▶ **What the task asks**:
Using the listing below, select the lines with the word "this" and copy them.

▶ **Supplied material**:
- - -
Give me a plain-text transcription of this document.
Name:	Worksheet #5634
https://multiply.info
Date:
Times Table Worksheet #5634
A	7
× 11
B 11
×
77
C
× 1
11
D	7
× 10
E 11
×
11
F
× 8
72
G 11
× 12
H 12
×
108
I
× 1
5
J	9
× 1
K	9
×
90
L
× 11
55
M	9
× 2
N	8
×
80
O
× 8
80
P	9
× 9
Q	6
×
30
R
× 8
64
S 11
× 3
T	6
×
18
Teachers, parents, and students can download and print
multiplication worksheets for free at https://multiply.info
- - -
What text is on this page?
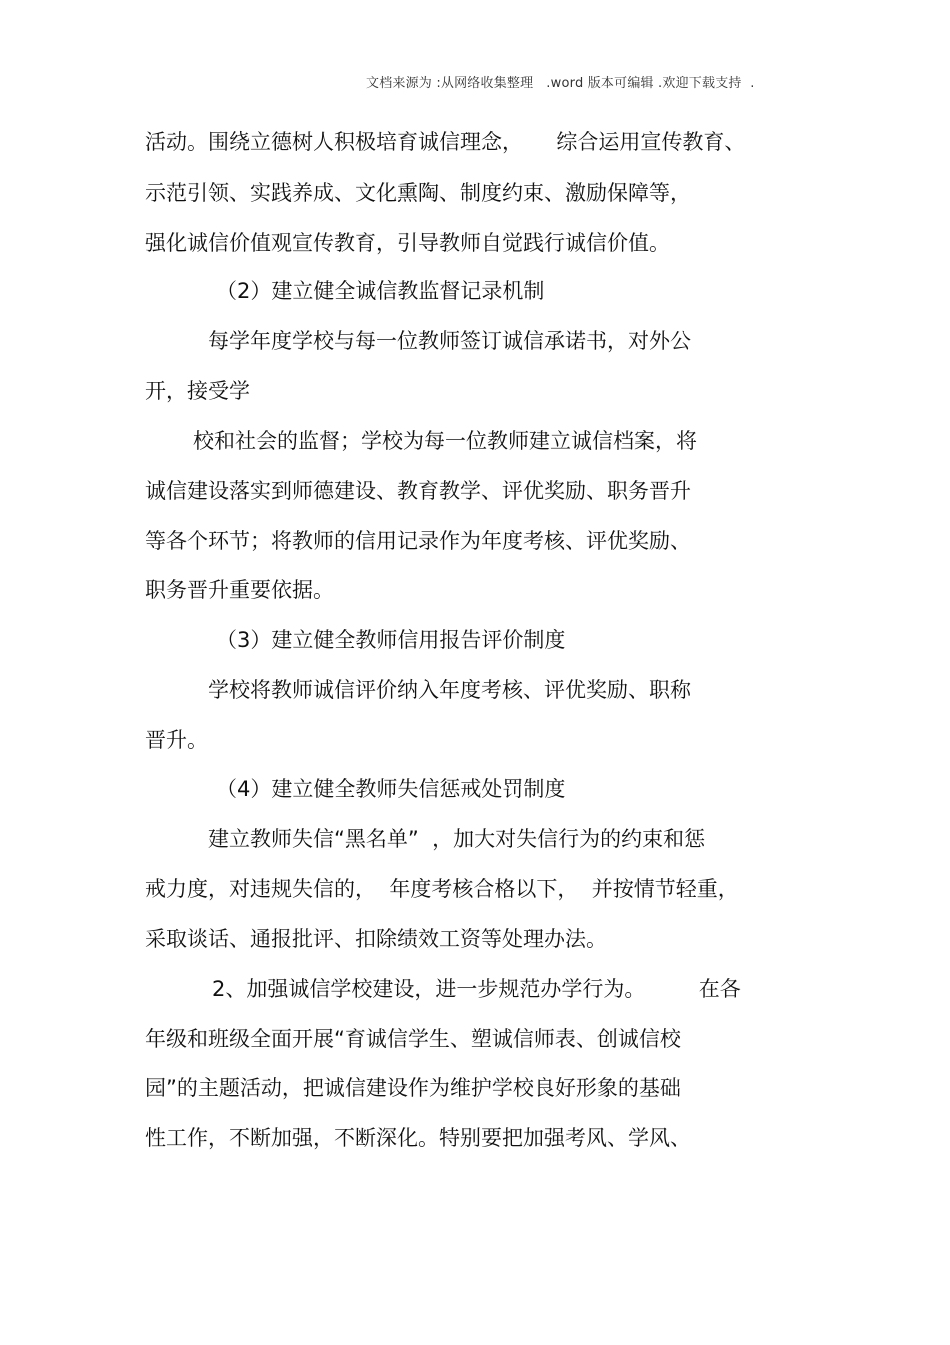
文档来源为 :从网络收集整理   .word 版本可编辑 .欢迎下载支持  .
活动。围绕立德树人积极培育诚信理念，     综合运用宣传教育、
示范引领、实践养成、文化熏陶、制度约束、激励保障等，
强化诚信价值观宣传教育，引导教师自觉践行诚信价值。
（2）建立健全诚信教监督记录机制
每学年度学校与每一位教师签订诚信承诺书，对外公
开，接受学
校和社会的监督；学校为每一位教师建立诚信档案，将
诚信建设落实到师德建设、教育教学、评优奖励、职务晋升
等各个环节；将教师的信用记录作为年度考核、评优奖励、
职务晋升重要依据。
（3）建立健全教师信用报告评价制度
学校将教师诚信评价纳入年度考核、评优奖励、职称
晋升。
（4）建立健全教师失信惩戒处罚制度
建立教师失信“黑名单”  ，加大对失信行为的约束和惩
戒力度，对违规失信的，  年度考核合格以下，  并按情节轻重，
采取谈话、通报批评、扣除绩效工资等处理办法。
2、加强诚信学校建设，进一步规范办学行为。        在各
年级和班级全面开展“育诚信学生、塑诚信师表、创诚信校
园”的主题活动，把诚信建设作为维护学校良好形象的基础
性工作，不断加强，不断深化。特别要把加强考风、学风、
- - -
▶ **Full response**:
Give me a plain-text transcription of this document.
What text is on this page?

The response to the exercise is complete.